**书面指令:** 请把下列数据中从含有“List UI elements”的那一行起、一直到含有“bar-column: $1.97 (795, 130, 898, 594)”的那一行为止的各行（首尾两行都算在内）写成编号列表，空行不计。只列出这些行。

**数据记录:**
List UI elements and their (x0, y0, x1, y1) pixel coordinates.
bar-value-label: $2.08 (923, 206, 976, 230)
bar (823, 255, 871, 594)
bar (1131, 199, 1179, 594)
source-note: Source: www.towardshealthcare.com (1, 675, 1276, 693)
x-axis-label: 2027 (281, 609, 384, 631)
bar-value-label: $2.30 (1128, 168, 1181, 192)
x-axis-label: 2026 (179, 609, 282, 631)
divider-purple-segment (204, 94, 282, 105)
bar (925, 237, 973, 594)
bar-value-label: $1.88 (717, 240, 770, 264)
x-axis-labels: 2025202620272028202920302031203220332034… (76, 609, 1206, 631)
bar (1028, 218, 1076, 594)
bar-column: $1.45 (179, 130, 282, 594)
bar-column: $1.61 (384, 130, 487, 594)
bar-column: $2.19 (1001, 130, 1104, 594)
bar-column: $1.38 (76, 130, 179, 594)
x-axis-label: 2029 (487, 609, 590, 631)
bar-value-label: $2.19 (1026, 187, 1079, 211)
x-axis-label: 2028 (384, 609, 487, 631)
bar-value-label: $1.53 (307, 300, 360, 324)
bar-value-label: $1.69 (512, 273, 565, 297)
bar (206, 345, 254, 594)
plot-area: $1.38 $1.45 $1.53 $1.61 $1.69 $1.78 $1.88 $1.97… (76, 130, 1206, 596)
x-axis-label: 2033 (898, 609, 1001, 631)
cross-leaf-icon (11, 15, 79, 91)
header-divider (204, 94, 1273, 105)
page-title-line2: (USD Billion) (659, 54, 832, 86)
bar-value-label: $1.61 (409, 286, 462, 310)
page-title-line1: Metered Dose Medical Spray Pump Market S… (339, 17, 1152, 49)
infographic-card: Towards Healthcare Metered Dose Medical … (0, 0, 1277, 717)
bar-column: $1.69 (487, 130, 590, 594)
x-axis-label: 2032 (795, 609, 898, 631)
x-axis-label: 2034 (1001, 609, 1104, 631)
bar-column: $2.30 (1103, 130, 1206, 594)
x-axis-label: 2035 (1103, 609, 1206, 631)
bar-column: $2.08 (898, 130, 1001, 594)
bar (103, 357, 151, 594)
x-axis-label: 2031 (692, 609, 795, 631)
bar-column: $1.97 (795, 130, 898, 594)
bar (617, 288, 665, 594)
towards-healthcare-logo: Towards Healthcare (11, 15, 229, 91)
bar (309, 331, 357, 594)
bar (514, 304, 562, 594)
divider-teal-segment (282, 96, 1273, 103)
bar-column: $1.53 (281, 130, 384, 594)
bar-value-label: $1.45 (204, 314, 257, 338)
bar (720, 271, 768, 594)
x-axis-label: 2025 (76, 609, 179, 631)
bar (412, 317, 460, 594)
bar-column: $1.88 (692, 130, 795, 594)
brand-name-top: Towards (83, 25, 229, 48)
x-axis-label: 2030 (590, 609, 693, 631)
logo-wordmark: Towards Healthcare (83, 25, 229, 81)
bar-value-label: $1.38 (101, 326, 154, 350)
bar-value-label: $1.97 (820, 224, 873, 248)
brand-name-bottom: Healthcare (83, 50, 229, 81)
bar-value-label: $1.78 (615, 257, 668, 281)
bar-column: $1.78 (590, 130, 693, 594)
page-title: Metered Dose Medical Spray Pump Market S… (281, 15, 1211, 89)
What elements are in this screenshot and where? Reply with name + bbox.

...

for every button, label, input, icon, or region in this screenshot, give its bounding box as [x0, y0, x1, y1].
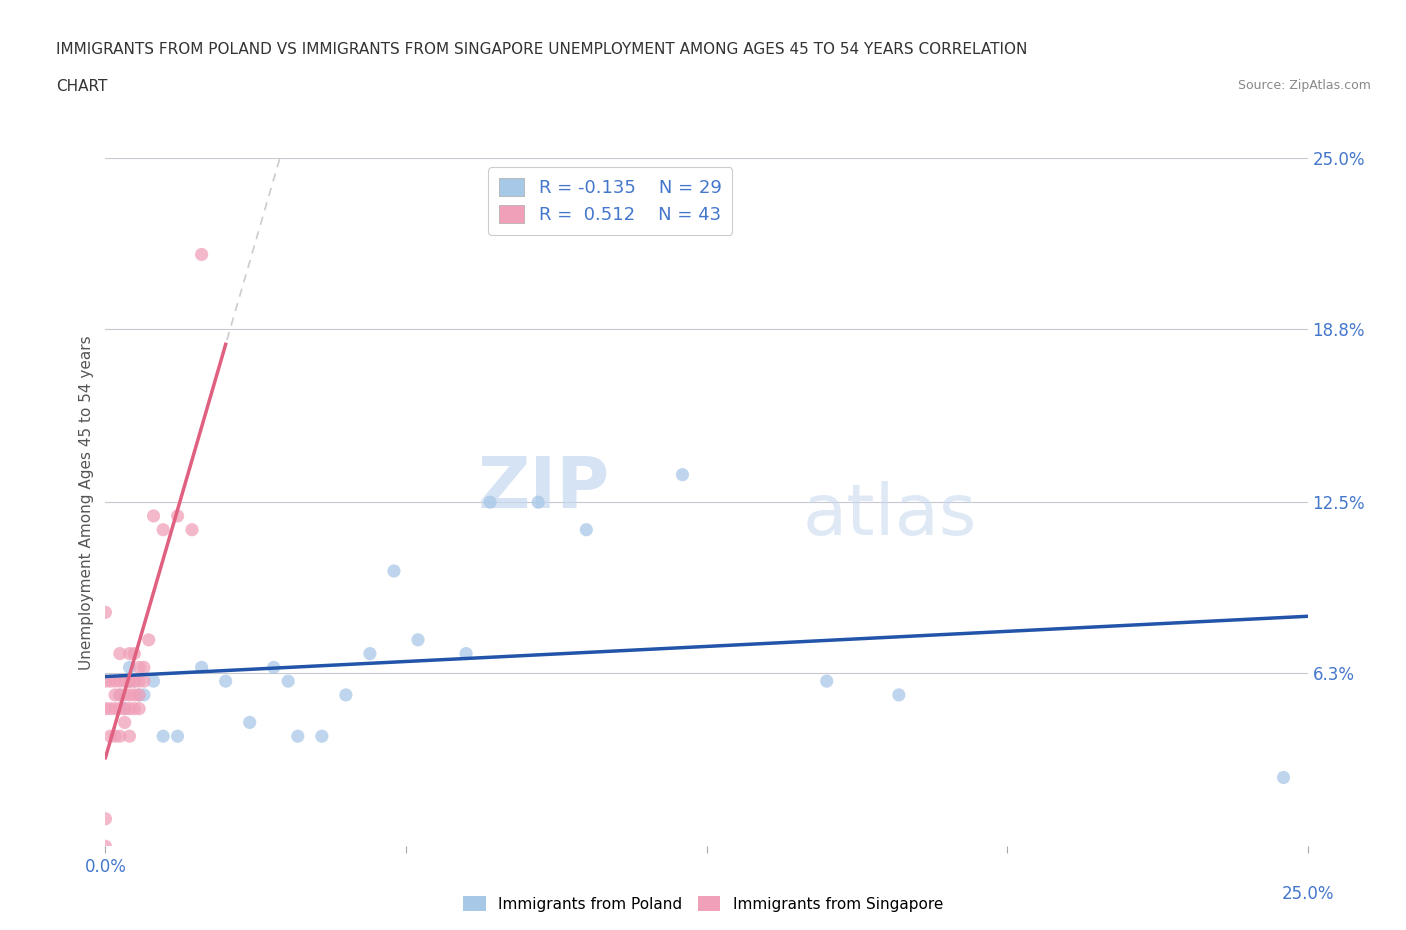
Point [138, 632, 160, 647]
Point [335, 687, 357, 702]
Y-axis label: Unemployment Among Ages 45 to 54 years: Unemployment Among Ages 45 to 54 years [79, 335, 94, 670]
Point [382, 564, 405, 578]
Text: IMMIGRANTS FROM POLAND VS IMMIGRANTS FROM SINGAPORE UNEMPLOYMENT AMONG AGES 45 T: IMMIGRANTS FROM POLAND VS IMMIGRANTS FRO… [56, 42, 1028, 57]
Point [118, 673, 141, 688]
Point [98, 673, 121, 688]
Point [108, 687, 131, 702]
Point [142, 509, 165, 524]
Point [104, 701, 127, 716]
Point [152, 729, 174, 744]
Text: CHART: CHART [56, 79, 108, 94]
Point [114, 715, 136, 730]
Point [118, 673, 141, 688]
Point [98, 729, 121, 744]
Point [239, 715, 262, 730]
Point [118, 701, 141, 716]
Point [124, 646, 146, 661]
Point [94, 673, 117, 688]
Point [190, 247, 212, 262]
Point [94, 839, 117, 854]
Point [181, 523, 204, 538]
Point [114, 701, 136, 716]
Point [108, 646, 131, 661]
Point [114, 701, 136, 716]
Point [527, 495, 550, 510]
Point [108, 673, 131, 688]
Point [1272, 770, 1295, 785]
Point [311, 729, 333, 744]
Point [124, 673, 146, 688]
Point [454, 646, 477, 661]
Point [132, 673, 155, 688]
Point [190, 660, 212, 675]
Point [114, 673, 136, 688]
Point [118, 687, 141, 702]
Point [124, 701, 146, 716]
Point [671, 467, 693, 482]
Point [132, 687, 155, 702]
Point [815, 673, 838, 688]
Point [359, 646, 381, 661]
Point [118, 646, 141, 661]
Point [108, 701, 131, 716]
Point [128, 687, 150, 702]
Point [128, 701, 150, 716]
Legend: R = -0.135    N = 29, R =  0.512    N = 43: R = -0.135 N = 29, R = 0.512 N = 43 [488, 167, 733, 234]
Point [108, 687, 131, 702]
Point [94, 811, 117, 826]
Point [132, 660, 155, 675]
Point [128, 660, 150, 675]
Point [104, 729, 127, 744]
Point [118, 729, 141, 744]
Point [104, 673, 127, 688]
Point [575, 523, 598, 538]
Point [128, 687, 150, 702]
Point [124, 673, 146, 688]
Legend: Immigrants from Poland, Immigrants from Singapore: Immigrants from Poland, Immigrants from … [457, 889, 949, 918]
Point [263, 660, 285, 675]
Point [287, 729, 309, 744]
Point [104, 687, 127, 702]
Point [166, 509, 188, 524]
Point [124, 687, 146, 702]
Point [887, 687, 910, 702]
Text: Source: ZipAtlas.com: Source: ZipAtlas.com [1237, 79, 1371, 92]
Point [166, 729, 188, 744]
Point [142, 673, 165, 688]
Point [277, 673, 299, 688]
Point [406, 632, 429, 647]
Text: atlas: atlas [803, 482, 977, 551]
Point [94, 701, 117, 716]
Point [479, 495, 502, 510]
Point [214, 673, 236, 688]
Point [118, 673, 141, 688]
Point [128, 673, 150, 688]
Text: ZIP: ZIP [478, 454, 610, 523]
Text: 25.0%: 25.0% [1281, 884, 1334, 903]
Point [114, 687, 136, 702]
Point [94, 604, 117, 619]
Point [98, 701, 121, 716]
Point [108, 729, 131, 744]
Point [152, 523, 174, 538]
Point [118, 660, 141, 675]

**完整答案:**
1. List UI elements and their (x0, y0, x1, y1) pixel coordinates.
2. bar-value-label: $2.08 (923, 206, 976, 230)
3. bar (823, 255, 871, 594)
4. bar (1131, 199, 1179, 594)
5. source-note: Source: www.towardshealthcare.com (1, 675, 1276, 693)
6. x-axis-label: 2027 (281, 609, 384, 631)
7. bar-value-label: $2.30 (1128, 168, 1181, 192)
8. x-axis-label: 2026 (179, 609, 282, 631)
9. divider-purple-segment (204, 94, 282, 105)
10. bar (925, 237, 973, 594)
11. bar-value-label: $1.88 (717, 240, 770, 264)
12. x-axis-labels: 2025202620272028202920302031203220332034… (76, 609, 1206, 631)
13. bar (1028, 218, 1076, 594)
14. bar-column: $1.45 (179, 130, 282, 594)
15. bar-column: $1.61 (384, 130, 487, 594)
16. bar-column: $2.19 (1001, 130, 1104, 594)
17. bar-column: $1.38 (76, 130, 179, 594)
18. x-axis-label: 2029 (487, 609, 590, 631)
19. bar-value-label: $2.19 (1026, 187, 1079, 211)
20. x-axis-label: 2028 (384, 609, 487, 631)
21. bar-value-label: $1.53 (307, 300, 360, 324)
22. bar-value-label: $1.69 (512, 273, 565, 297)
23. bar (206, 345, 254, 594)
24. plot-area: $1.38 $1.45 $1.53 $1.61 $1.69 $1.78 $1.88 $1.97… (76, 130, 1206, 596)
25. x-axis-label: 2033 (898, 609, 1001, 631)
26. cross-leaf-icon (11, 15, 79, 91)
27. header-divider (204, 94, 1273, 105)
28. page-title-line2: (USD Billion) (659, 54, 832, 86)
29. bar-value-label: $1.61 (409, 286, 462, 310)
30. page-title-line1: Metered Dose Medical Spray Pump Market S… (339, 17, 1152, 49)
31. infographic-card: Towards Healthcare Metered Dose Medical … (0, 0, 1277, 717)
32. bar-column: $1.69 (487, 130, 590, 594)
33. x-axis-label: 2032 (795, 609, 898, 631)
34. x-axis-label: 2034 (1001, 609, 1104, 631)
35. bar-column: $2.30 (1103, 130, 1206, 594)
36. x-axis-label: 2035 (1103, 609, 1206, 631)
37. bar-column: $2.08 (898, 130, 1001, 594)
38. bar (103, 357, 151, 594)
39. x-axis-label: 2031 (692, 609, 795, 631)
40. bar-column: $1.97 (795, 130, 898, 594)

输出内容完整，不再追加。